***** RECORDS PROVIDED

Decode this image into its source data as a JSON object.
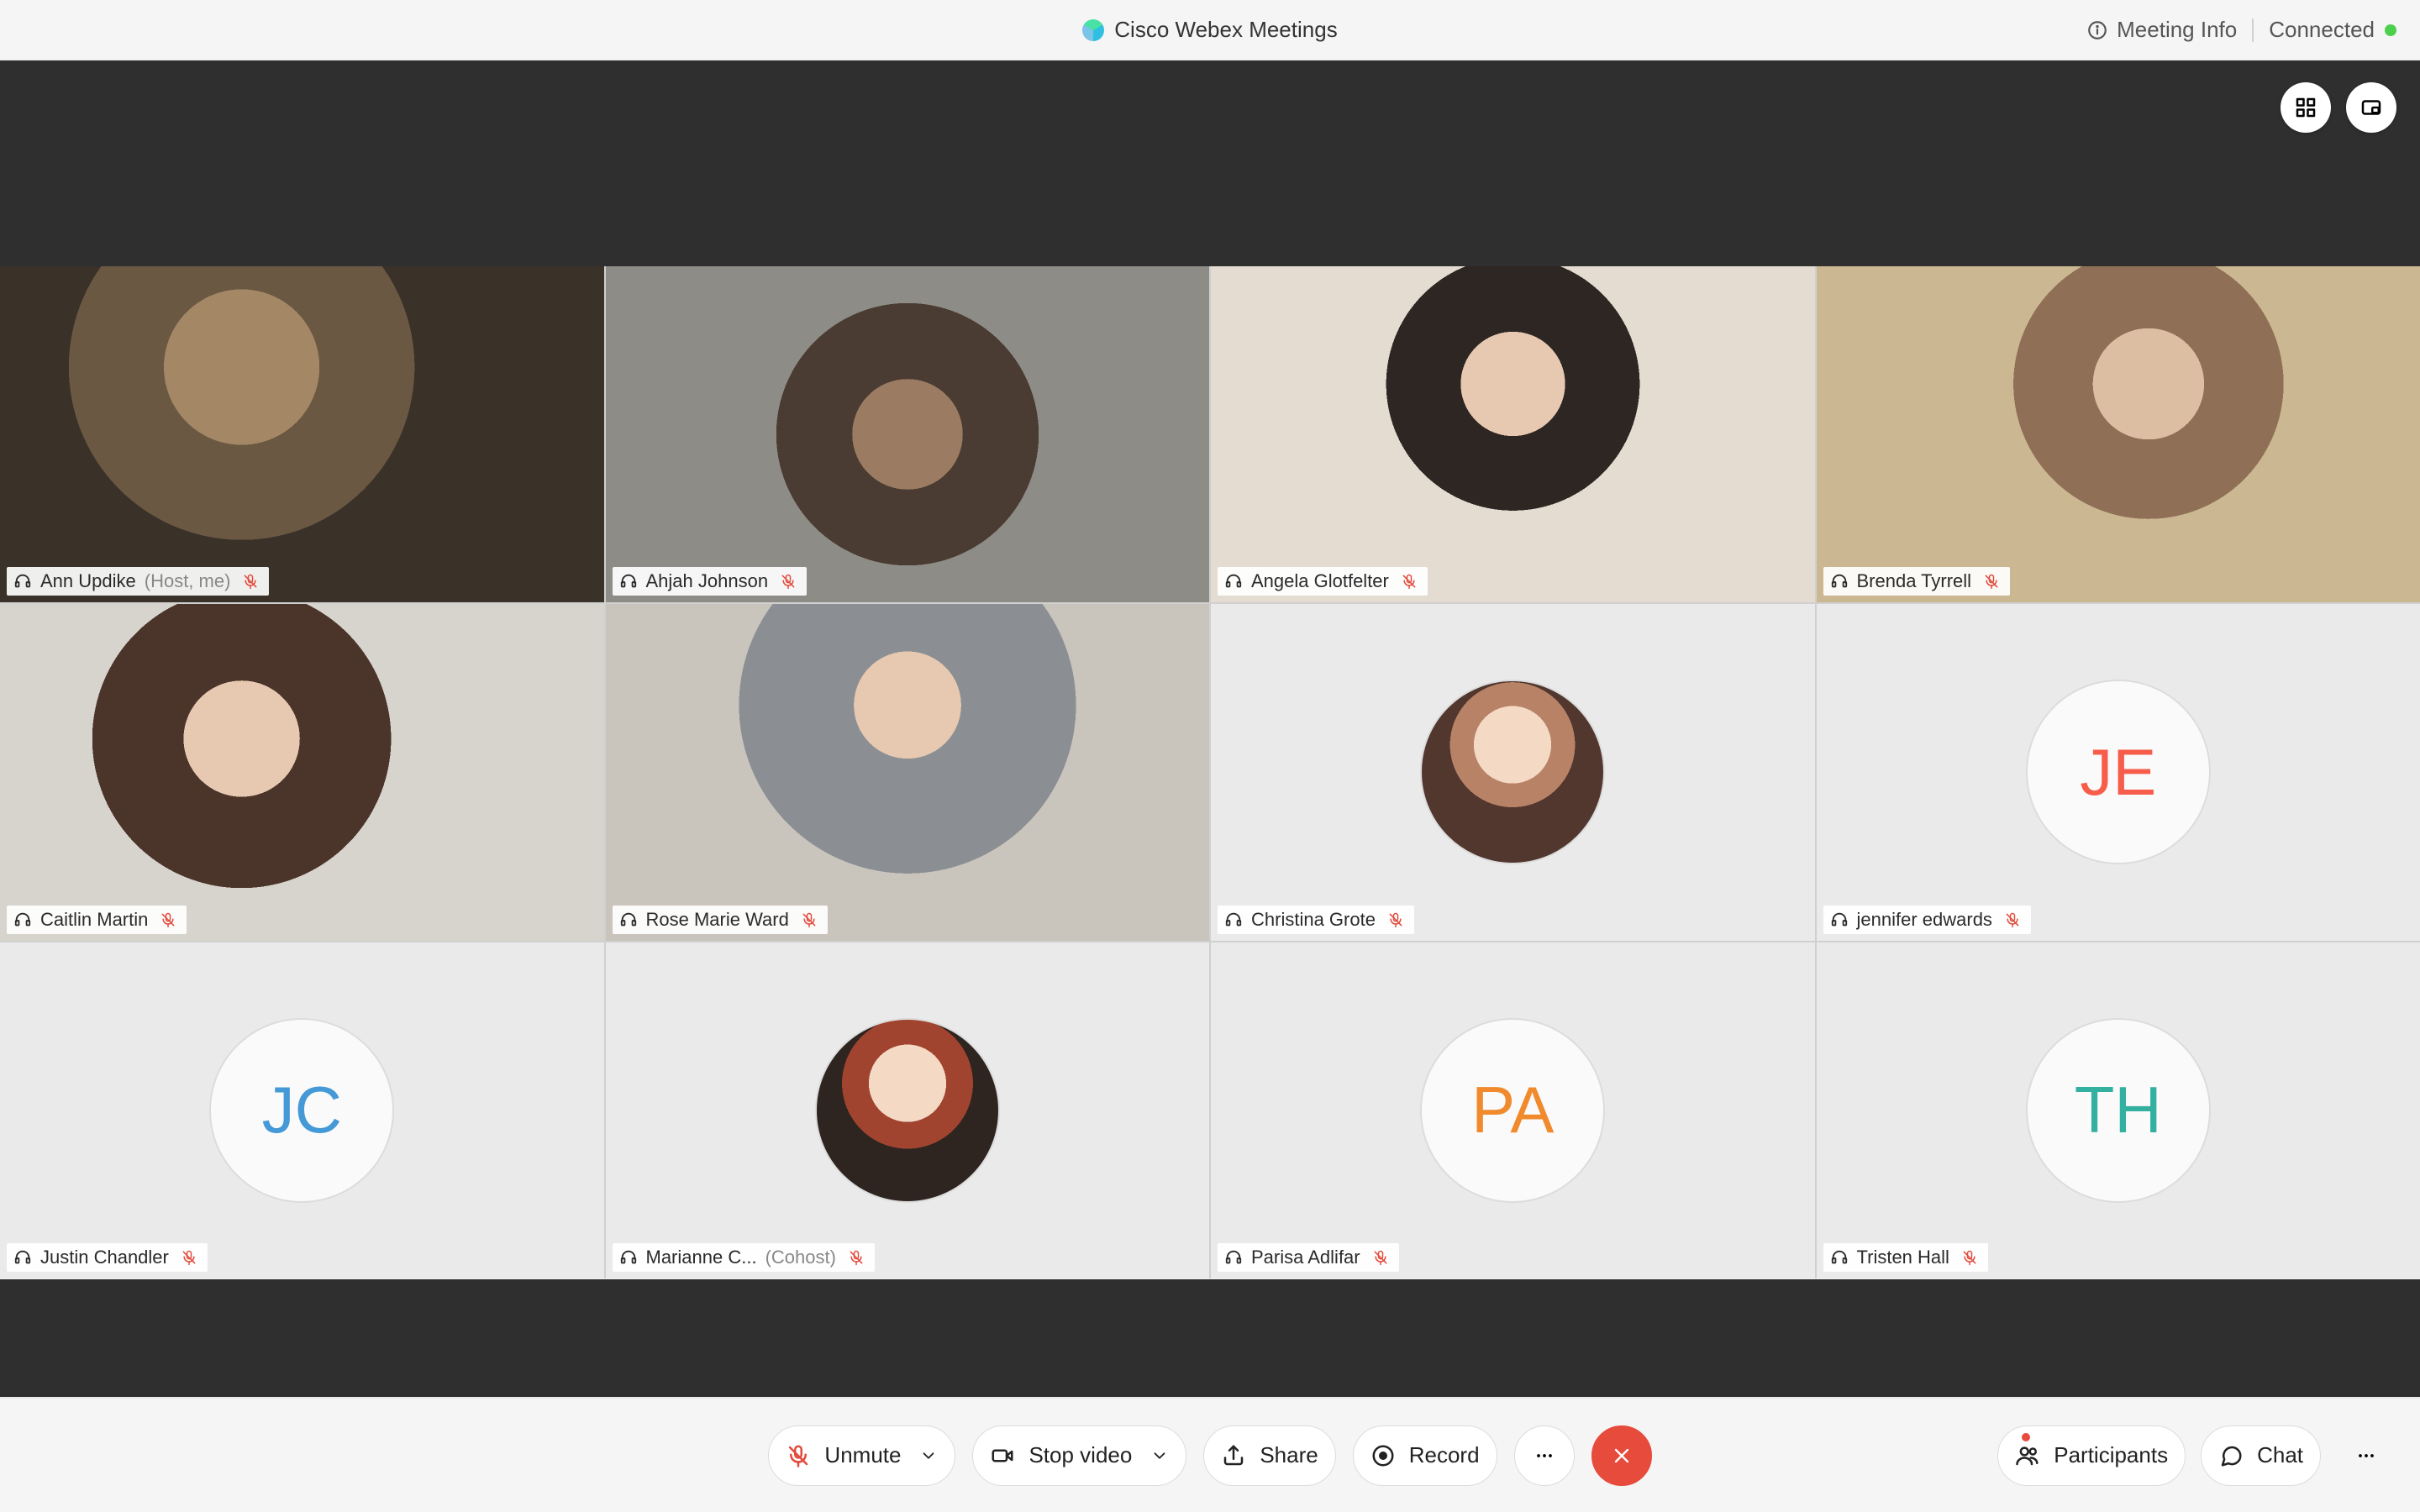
{
  "app": {
    "title": "Cisco Webex Meetings",
    "meeting_info_label": "Meeting Info",
    "connected_label": "Connected"
  },
  "participants": [
    {
      "name": "Ann Updike",
      "role": "(Host, me)",
      "muted": true,
      "video_on": true
    },
    {
      "name": "Ahjah Johnson",
      "role": "",
      "muted": true,
      "video_on": true
    },
    {
      "name": "Angela Glotfelter",
      "role": "",
      "muted": true,
      "video_on": true
    },
    {
      "name": "Brenda Tyrrell",
      "role": "",
      "muted": true,
      "video_on": true
    },
    {
      "name": "Caitlin Martin",
      "role": "",
      "muted": true,
      "video_on": true
    },
    {
      "name": "Rose Marie Ward",
      "role": "",
      "muted": true,
      "video_on": true
    },
    {
      "name": "Christina Grote",
      "role": "",
      "muted": true,
      "video_on": false,
      "avatar_type": "photo"
    },
    {
      "name": "jennifer edwards",
      "role": "",
      "muted": true,
      "video_on": false,
      "avatar_type": "initials",
      "initials": "JE",
      "avatar_class": "avatar-JE"
    },
    {
      "name": "Justin Chandler",
      "role": "",
      "muted": true,
      "video_on": false,
      "avatar_type": "initials",
      "initials": "JC",
      "avatar_class": "avatar-JC"
    },
    {
      "name": "Marianne C...",
      "role": "(Cohost)",
      "muted": true,
      "video_on": false,
      "avatar_type": "photo"
    },
    {
      "name": "Parisa Adlifar",
      "role": "",
      "muted": true,
      "video_on": false,
      "avatar_type": "initials",
      "initials": "PA",
      "avatar_class": "avatar-PA"
    },
    {
      "name": "Tristen Hall",
      "role": "",
      "muted": true,
      "video_on": false,
      "avatar_type": "initials",
      "initials": "TH",
      "avatar_class": "avatar-TH"
    }
  ],
  "controls": {
    "unmute": "Unmute",
    "stop_video": "Stop video",
    "share": "Share",
    "record": "Record",
    "participants": "Participants",
    "chat": "Chat"
  }
}
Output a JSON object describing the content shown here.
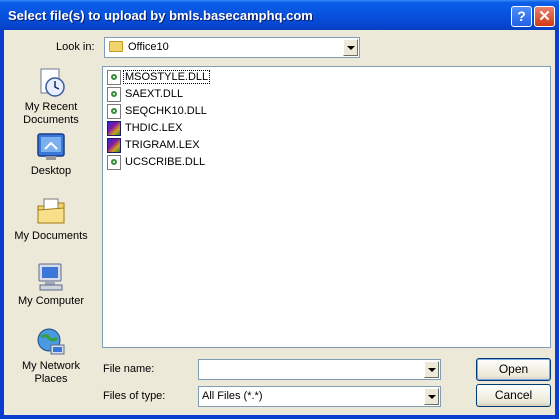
{
  "dialog": {
    "title": "Select file(s) to upload by bmls.basecamphq.com",
    "help_glyph": "?",
    "close_glyph": "✕"
  },
  "toolbar": {
    "look_in_label": "Look in:",
    "look_in_value": "Office10",
    "icons": [
      "back-arrow-icon",
      "up-folder-icon",
      "new-folder-icon",
      "view-menu-icon"
    ]
  },
  "places": [
    {
      "id": "recent",
      "label": "My Recent\nDocuments",
      "icon": "recent-documents-icon"
    },
    {
      "id": "desktop",
      "label": "Desktop",
      "icon": "desktop-icon"
    },
    {
      "id": "mydocs",
      "label": "My Documents",
      "icon": "my-documents-icon"
    },
    {
      "id": "mycomputer",
      "label": "My Computer",
      "icon": "my-computer-icon"
    },
    {
      "id": "network",
      "label": "My Network\nPlaces",
      "icon": "network-places-icon"
    }
  ],
  "files": [
    {
      "name": "MSOSTYLE.DLL",
      "type": "dll"
    },
    {
      "name": "SAEXT.DLL",
      "type": "dll"
    },
    {
      "name": "SEQCHK10.DLL",
      "type": "dll"
    },
    {
      "name": "THDIC.LEX",
      "type": "lex"
    },
    {
      "name": "TRIGRAM.LEX",
      "type": "lex"
    },
    {
      "name": "UCSCRIBE.DLL",
      "type": "dll"
    }
  ],
  "form": {
    "file_name_label": "File name:",
    "file_name_value": "",
    "files_of_type_label": "Files of type:",
    "files_of_type_value": "All Files (*.*)"
  },
  "buttons": {
    "open": "Open",
    "cancel": "Cancel"
  }
}
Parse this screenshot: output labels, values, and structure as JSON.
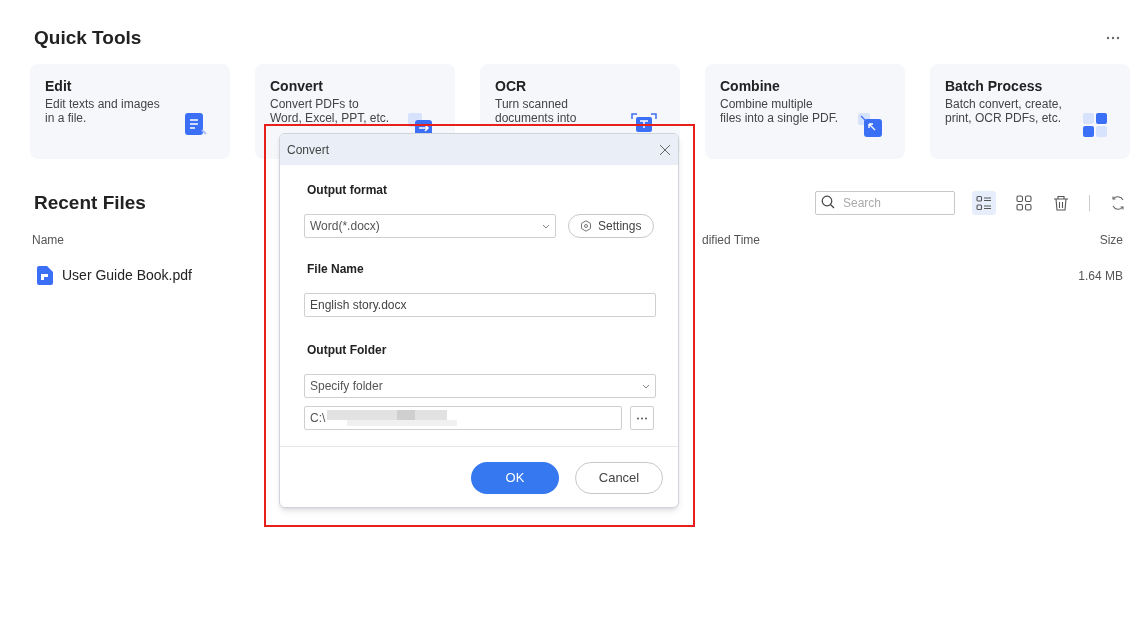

**********

**REQUIRED TASK:** Leave the pictures out and reproduce all of the records exactly.

**SOLUTION FOR THIS PROBLEM:**
Decode this image into its source data as a JSON object.
{
  "app": {
    "title": "Cisco Webex Meetings",
    "meeting_info_label": "Meeting Info",
    "connected_label": "Connected"
  },
  "participants": [
    {
      "name": "Ann Updike",
      "role": "(Host, me)",
      "muted": true,
      "video_on": true
    },
    {
      "name": "Ahjah Johnson",
      "role": "",
      "muted": true,
      "video_on": true
    },
    {
      "name": "Angela Glotfelter",
      "role": "",
      "muted": true,
      "video_on": true
    },
    {
      "name": "Brenda Tyrrell",
      "role": "",
      "muted": true,
      "video_on": true
    },
    {
      "name": "Caitlin Martin",
      "role": "",
      "muted": true,
      "video_on": true
    },
    {
      "name": "Rose Marie Ward",
      "role": "",
      "muted": true,
      "video_on": true
    },
    {
      "name": "Christina Grote",
      "role": "",
      "muted": true,
      "video_on": false,
      "avatar_type": "photo"
    },
    {
      "name": "jennifer edwards",
      "role": "",
      "muted": true,
      "video_on": false,
      "avatar_type": "initials",
      "initials": "JE",
      "avatar_class": "avatar-JE"
    },
    {
      "name": "Justin Chandler",
      "role": "",
      "muted": true,
      "video_on": false,
      "avatar_type": "initials",
      "initials": "JC",
      "avatar_class": "avatar-JC"
    },
    {
      "name": "Marianne C...",
      "role": "(Cohost)",
      "muted": true,
      "video_on": false,
      "avatar_type": "photo"
    },
    {
      "name": "Parisa Adlifar",
      "role": "",
      "muted": true,
      "video_on": false,
      "avatar_type": "initials",
      "initials": "PA",
      "avatar_class": "avatar-PA"
    },
    {
      "name": "Tristen Hall",
      "role": "",
      "muted": true,
      "video_on": false,
      "avatar_type": "initials",
      "initials": "TH",
      "avatar_class": "avatar-TH"
    }
  ],
  "controls": {
    "unmute": "Unmute",
    "stop_video": "Stop video",
    "share": "Share",
    "record": "Record",
    "participants": "Participants",
    "chat": "Chat"
  }
}
Output a JSON object describing the content shown here.
{
  "dialog": {
    "title": "Select file(s) to upload by bmls.basecamphq.com",
    "help_glyph": "?",
    "close_glyph": "✕"
  },
  "toolbar": {
    "look_in_label": "Look in:",
    "look_in_value": "Office10",
    "icons": [
      "back-arrow-icon",
      "up-folder-icon",
      "new-folder-icon",
      "view-menu-icon"
    ]
  },
  "places": [
    {
      "id": "recent",
      "label": "My Recent\nDocuments",
      "icon": "recent-documents-icon"
    },
    {
      "id": "desktop",
      "label": "Desktop",
      "icon": "desktop-icon"
    },
    {
      "id": "mydocs",
      "label": "My Documents",
      "icon": "my-documents-icon"
    },
    {
      "id": "mycomputer",
      "label": "My Computer",
      "icon": "my-computer-icon"
    },
    {
      "id": "network",
      "label": "My Network\nPlaces",
      "icon": "network-places-icon"
    }
  ],
  "files": [
    {
      "name": "MSOSTYLE.DLL",
      "type": "dll"
    },
    {
      "name": "SAEXT.DLL",
      "type": "dll"
    },
    {
      "name": "SEQCHK10.DLL",
      "type": "dll"
    },
    {
      "name": "THDIC.LEX",
      "type": "lex"
    },
    {
      "name": "TRIGRAM.LEX",
      "type": "lex"
    },
    {
      "name": "UCSCRIBE.DLL",
      "type": "dll"
    }
  ],
  "form": {
    "file_name_label": "File name:",
    "file_name_value": "",
    "files_of_type_label": "Files of type:",
    "files_of_type_value": "All Files (*.*)"
  },
  "buttons": {
    "open": "Open",
    "cancel": "Cancel"
  }
}
Parse this screenshot: output labels, values, and structure as JSON.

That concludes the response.